(REQUIREMENT) Reproduce the listing below verbatim, starting at its first line and ending at the line that contains "audit-label-1: Audit [381, 346, 411, 361]", with both of those lines included.

(EXTRACTED INFORMATION)
++++++++++

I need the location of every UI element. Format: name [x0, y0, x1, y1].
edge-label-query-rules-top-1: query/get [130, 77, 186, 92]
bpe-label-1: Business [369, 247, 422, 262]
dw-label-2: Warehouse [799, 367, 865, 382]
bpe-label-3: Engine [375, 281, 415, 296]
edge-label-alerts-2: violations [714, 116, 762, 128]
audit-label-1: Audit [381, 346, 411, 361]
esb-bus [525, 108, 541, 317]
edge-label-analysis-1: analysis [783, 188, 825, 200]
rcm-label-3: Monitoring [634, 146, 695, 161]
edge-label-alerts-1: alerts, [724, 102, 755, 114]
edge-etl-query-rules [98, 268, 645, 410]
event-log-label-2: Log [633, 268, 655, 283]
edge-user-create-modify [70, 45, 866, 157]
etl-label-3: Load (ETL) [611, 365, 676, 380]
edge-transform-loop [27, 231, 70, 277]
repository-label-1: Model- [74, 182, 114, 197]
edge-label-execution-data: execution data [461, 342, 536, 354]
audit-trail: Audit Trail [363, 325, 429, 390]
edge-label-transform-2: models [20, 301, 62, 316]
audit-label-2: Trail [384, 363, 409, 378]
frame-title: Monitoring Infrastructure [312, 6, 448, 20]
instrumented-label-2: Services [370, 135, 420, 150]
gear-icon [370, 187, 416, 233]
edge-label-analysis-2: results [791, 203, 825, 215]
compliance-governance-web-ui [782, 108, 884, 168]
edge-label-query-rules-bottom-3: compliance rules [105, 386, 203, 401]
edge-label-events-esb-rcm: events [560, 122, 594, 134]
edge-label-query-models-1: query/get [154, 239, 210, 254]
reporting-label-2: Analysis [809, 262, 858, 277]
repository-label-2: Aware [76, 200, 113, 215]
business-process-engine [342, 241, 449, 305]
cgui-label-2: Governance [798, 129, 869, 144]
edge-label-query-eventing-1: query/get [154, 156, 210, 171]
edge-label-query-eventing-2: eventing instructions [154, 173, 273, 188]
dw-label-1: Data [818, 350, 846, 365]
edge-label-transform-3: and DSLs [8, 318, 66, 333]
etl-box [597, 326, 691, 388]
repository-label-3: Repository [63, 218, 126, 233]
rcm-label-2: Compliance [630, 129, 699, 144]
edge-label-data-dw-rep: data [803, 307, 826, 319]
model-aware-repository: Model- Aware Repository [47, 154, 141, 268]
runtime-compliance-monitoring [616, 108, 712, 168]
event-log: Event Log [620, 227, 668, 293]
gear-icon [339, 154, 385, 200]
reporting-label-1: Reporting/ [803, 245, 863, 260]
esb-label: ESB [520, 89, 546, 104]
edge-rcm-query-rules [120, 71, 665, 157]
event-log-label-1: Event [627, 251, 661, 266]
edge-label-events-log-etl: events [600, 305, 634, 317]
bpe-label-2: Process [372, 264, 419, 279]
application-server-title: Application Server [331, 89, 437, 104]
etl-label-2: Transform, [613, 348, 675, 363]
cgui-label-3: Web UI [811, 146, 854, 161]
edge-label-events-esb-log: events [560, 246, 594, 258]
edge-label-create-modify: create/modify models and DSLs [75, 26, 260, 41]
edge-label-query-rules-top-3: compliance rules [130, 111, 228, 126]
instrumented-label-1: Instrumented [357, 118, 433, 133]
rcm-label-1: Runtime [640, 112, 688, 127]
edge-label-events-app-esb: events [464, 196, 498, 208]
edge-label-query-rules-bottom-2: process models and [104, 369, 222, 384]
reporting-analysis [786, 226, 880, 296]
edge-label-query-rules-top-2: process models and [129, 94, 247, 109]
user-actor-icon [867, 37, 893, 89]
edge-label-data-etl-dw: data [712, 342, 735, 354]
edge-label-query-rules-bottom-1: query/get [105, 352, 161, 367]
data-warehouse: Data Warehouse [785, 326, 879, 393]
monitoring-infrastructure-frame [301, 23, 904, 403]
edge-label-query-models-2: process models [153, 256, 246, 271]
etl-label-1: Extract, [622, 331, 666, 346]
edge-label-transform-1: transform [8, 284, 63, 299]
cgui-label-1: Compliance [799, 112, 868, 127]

++++++++++

(TASK OUTPUT)
I need the location of every UI element. Format: name [x0, y0, x1, y1].
edge-label-query-rules-top-1: query/get [130, 77, 186, 92]
bpe-label-1: Business [369, 247, 422, 262]
dw-label-2: Warehouse [799, 367, 865, 382]
bpe-label-3: Engine [375, 281, 415, 296]
edge-label-alerts-2: violations [714, 116, 762, 128]
audit-label-1: Audit [381, 346, 411, 361]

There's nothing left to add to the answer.